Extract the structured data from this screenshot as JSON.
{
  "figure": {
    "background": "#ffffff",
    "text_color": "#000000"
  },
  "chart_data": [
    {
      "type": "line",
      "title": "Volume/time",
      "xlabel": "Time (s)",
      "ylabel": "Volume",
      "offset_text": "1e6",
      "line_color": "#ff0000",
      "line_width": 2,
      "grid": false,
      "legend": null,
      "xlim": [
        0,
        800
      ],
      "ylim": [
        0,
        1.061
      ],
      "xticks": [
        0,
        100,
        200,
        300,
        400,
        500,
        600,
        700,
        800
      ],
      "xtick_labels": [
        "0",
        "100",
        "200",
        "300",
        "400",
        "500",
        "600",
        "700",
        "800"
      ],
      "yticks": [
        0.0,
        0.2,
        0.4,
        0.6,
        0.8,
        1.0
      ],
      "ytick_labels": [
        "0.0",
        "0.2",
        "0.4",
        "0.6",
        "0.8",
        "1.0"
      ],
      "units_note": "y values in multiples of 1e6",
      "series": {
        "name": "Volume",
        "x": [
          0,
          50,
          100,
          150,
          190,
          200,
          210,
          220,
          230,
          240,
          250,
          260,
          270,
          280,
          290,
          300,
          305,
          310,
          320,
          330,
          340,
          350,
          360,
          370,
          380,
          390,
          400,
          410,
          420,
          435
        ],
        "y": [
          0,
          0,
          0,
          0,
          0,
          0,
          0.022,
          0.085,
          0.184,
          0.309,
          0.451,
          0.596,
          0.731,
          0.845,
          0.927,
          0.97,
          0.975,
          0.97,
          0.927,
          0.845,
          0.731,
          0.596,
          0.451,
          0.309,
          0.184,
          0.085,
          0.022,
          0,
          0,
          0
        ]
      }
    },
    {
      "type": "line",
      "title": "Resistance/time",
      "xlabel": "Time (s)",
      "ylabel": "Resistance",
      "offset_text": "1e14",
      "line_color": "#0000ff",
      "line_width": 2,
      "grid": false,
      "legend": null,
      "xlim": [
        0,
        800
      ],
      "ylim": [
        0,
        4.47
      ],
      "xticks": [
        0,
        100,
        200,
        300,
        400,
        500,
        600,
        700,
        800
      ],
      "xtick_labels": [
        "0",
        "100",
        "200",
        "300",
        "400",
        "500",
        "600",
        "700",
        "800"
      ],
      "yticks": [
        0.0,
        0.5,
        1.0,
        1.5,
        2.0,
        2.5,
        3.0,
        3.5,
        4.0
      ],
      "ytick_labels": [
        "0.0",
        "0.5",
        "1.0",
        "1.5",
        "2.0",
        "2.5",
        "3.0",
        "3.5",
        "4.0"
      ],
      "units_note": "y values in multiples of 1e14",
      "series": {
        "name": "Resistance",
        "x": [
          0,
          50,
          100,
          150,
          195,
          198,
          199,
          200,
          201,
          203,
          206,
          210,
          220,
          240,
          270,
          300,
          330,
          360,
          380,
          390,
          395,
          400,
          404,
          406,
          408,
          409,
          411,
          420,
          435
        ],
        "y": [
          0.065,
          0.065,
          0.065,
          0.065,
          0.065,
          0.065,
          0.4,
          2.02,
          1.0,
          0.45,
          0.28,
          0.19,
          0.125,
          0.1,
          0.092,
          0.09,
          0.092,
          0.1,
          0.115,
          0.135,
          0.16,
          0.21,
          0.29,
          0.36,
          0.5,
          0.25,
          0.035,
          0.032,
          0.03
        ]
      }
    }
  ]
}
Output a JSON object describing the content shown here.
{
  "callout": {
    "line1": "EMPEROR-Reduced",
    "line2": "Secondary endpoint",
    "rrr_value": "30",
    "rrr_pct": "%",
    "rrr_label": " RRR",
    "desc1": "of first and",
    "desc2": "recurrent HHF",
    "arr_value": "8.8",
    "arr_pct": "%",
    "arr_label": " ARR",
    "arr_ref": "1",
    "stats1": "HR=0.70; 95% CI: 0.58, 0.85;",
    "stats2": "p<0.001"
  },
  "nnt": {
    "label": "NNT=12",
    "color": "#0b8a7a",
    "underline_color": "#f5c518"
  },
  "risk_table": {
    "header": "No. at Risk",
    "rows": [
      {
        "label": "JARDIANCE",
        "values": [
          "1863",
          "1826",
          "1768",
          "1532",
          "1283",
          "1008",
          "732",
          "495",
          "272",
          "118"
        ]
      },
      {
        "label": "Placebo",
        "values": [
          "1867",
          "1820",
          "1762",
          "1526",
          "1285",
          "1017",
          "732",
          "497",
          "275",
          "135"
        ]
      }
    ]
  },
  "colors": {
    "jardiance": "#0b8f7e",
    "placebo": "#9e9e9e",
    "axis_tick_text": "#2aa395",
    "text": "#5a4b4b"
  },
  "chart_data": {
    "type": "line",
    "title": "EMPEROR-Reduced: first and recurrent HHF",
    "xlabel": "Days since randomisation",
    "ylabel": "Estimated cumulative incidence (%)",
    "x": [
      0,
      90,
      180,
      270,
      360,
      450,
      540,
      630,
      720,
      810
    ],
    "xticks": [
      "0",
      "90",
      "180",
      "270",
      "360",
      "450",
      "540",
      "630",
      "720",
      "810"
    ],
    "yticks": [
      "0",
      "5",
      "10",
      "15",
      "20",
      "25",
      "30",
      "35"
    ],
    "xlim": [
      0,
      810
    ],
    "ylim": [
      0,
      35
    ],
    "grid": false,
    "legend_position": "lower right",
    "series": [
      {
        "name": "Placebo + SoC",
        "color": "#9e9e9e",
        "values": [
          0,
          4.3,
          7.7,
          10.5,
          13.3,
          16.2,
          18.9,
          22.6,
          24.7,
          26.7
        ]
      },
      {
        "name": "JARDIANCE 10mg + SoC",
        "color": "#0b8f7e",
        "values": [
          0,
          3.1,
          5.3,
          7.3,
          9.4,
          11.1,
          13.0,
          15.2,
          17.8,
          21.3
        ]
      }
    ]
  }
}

§ Requirements:
Copy all data exactly, start to finish.

§ Full output:
Extract the structured data from this screenshot as JSON.
{
  "figure": {
    "background": "#ffffff",
    "text_color": "#000000"
  },
  "chart_data": [
    {
      "type": "line",
      "title": "Volume/time",
      "xlabel": "Time (s)",
      "ylabel": "Volume",
      "offset_text": "1e6",
      "line_color": "#ff0000",
      "line_width": 2,
      "grid": false,
      "legend": null,
      "xlim": [
        0,
        800
      ],
      "ylim": [
        0,
        1.061
      ],
      "xticks": [
        0,
        100,
        200,
        300,
        400,
        500,
        600,
        700,
        800
      ],
      "xtick_labels": [
        "0",
        "100",
        "200",
        "300",
        "400",
        "500",
        "600",
        "700",
        "800"
      ],
      "yticks": [
        0.0,
        0.2,
        0.4,
        0.6,
        0.8,
        1.0
      ],
      "ytick_labels": [
        "0.0",
        "0.2",
        "0.4",
        "0.6",
        "0.8",
        "1.0"
      ],
      "units_note": "y values in multiples of 1e6",
      "series": {
        "name": "Volume",
        "x": [
          0,
          50,
          100,
          150,
          190,
          200,
          210,
          220,
          230,
          240,
          250,
          260,
          270,
          280,
          290,
          300,
          305,
          310,
          320,
          330,
          340,
          350,
          360,
          370,
          380,
          390,
          400,
          410,
          420,
          435
        ],
        "y": [
          0,
          0,
          0,
          0,
          0,
          0,
          0.022,
          0.085,
          0.184,
          0.309,
          0.451,
          0.596,
          0.731,
          0.845,
          0.927,
          0.97,
          0.975,
          0.97,
          0.927,
          0.845,
          0.731,
          0.596,
          0.451,
          0.309,
          0.184,
          0.085,
          0.022,
          0,
          0,
          0
        ]
      }
    },
    {
      "type": "line",
      "title": "Resistance/time",
      "xlabel": "Time (s)",
      "ylabel": "Resistance",
      "offset_text": "1e14",
      "line_color": "#0000ff",
      "line_width": 2,
      "grid": false,
      "legend": null,
      "xlim": [
        0,
        800
      ],
      "ylim": [
        0,
        4.47
      ],
      "xticks": [
        0,
        100,
        200,
        300,
        400,
        500,
        600,
        700,
        800
      ],
      "xtick_labels": [
        "0",
        "100",
        "200",
        "300",
        "400",
        "500",
        "600",
        "700",
        "800"
      ],
      "yticks": [
        0.0,
        0.5,
        1.0,
        1.5,
        2.0,
        2.5,
        3.0,
        3.5,
        4.0
      ],
      "ytick_labels": [
        "0.0",
        "0.5",
        "1.0",
        "1.5",
        "2.0",
        "2.5",
        "3.0",
        "3.5",
        "4.0"
      ],
      "units_note": "y values in multiples of 1e14",
      "series": {
        "name": "Resistance",
        "x": [
          0,
          50,
          100,
          150,
          195,
          198,
          199,
          200,
          201,
          203,
          206,
          210,
          220,
          240,
          270,
          300,
          330,
          360,
          380,
          390,
          395,
          400,
          404,
          406,
          408,
          409,
          411,
          420,
          435
        ],
        "y": [
          0.065,
          0.065,
          0.065,
          0.065,
          0.065,
          0.065,
          0.4,
          2.02,
          1.0,
          0.45,
          0.28,
          0.19,
          0.125,
          0.1,
          0.092,
          0.09,
          0.092,
          0.1,
          0.115,
          0.135,
          0.16,
          0.21,
          0.29,
          0.36,
          0.5,
          0.25,
          0.035,
          0.032,
          0.03
        ]
      }
    }
  ]
}
Output a JSON object describing the content shown here.
{
  "callout": {
    "line1": "EMPEROR-Reduced",
    "line2": "Secondary endpoint",
    "rrr_value": "30",
    "rrr_pct": "%",
    "rrr_label": " RRR",
    "desc1": "of first and",
    "desc2": "recurrent HHF",
    "arr_value": "8.8",
    "arr_pct": "%",
    "arr_label": " ARR",
    "arr_ref": "1",
    "stats1": "HR=0.70; 95% CI: 0.58, 0.85;",
    "stats2": "p<0.001"
  },
  "nnt": {
    "label": "NNT=12",
    "color": "#0b8a7a",
    "underline_color": "#f5c518"
  },
  "risk_table": {
    "header": "No. at Risk",
    "rows": [
      {
        "label": "JARDIANCE",
        "values": [
          "1863",
          "1826",
          "1768",
          "1532",
          "1283",
          "1008",
          "732",
          "495",
          "272",
          "118"
        ]
      },
      {
        "label": "Placebo",
        "values": [
          "1867",
          "1820",
          "1762",
          "1526",
          "1285",
          "1017",
          "732",
          "497",
          "275",
          "135"
        ]
      }
    ]
  },
  "colors": {
    "jardiance": "#0b8f7e",
    "placebo": "#9e9e9e",
    "axis_tick_text": "#2aa395",
    "text": "#5a4b4b"
  },
  "chart_data": {
    "type": "line",
    "title": "EMPEROR-Reduced: first and recurrent HHF",
    "xlabel": "Days since randomisation",
    "ylabel": "Estimated cumulative incidence (%)",
    "x": [
      0,
      90,
      180,
      270,
      360,
      450,
      540,
      630,
      720,
      810
    ],
    "xticks": [
      "0",
      "90",
      "180",
      "270",
      "360",
      "450",
      "540",
      "630",
      "720",
      "810"
    ],
    "yticks": [
      "0",
      "5",
      "10",
      "15",
      "20",
      "25",
      "30",
      "35"
    ],
    "xlim": [
      0,
      810
    ],
    "ylim": [
      0,
      35
    ],
    "grid": false,
    "legend_position": "lower right",
    "series": [
      {
        "name": "Placebo + SoC",
        "color": "#9e9e9e",
        "values": [
          0,
          4.3,
          7.7,
          10.5,
          13.3,
          16.2,
          18.9,
          22.6,
          24.7,
          26.7
        ]
      },
      {
        "name": "JARDIANCE 10mg + SoC",
        "color": "#0b8f7e",
        "values": [
          0,
          3.1,
          5.3,
          7.3,
          9.4,
          11.1,
          13.0,
          15.2,
          17.8,
          21.3
        ]
      }
    ]
  }
}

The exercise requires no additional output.